(Instruction): Your task is to retype each line of the data below exactly.

(Stored data):

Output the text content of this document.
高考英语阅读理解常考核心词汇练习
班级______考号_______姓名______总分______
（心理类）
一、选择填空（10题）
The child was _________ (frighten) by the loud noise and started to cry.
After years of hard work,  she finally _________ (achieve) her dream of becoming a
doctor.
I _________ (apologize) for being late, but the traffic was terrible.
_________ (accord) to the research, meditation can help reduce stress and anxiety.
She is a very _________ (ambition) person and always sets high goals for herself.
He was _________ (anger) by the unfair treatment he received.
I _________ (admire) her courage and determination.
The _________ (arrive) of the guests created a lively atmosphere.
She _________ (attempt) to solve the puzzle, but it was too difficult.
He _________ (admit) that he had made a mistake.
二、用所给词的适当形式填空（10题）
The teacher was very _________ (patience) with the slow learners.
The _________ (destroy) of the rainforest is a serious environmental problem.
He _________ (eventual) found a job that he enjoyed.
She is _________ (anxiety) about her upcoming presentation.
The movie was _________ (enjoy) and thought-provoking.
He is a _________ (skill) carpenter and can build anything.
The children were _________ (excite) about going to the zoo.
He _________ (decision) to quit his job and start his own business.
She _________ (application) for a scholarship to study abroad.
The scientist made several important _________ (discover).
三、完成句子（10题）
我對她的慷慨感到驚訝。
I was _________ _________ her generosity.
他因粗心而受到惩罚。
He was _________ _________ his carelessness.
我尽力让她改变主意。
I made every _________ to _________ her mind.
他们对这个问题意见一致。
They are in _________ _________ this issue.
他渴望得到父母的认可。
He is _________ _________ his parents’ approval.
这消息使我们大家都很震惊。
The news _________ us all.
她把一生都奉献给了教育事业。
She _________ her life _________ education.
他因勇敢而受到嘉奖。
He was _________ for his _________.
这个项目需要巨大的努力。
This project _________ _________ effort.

(The response):
Output the text content of this document.
高考英语阅读理解常考核心词汇练习
班级______考号_______姓名______总分______
（心理类）
一、选择填空（10题）
The child was _________ (frighten) by the loud noise and started to cry.
After years of hard work,  she finally _________ (achieve) her dream of becoming a
doctor.
I _________ (apologize) for being late, but the traffic was terrible.
_________ (accord) to the research, meditation can help reduce stress and anxiety.
She is a very _________ (ambition) person and always sets high goals for herself.
He was _________ (anger) by the unfair treatment he received.
I _________ (admire) her courage and determination.
The _________ (arrive) of the guests created a lively atmosphere.
She _________ (attempt) to solve the puzzle, but it was too difficult.
He _________ (admit) that he had made a mistake.
二、用所给词的适当形式填空（10题）
The teacher was very _________ (patience) with the slow learners.
The _________ (destroy) of the rainforest is a serious environmental problem.
He _________ (eventual) found a job that he enjoyed.
She is _________ (anxiety) about her upcoming presentation.
The movie was _________ (enjoy) and thought-provoking.
He is a _________ (skill) carpenter and can build anything.
The children were _________ (excite) about going to the zoo.
He _________ (decision) to quit his job and start his own business.
She _________ (application) for a scholarship to study abroad.
The scientist made several important _________ (discover).
三、完成句子（10题）
我對她的慷慨感到驚訝。
I was _________ _________ her generosity.
他因粗心而受到惩罚。
He was _________ _________ his carelessness.
我尽力让她改变主意。
I made every _________ to _________ her mind.
他们对这个问题意见一致。
They are in _________ _________ this issue.
他渴望得到父母的认可。
He is _________ _________ his parents’ approval.
这消息使我们大家都很震惊。
The news _________ us all.
她把一生都奉献给了教育事业。
She _________ her life _________ education.
他因勇敢而受到嘉奖。
He was _________ for his _________.
这个项目需要巨大的努力。
This project _________ _________ effort.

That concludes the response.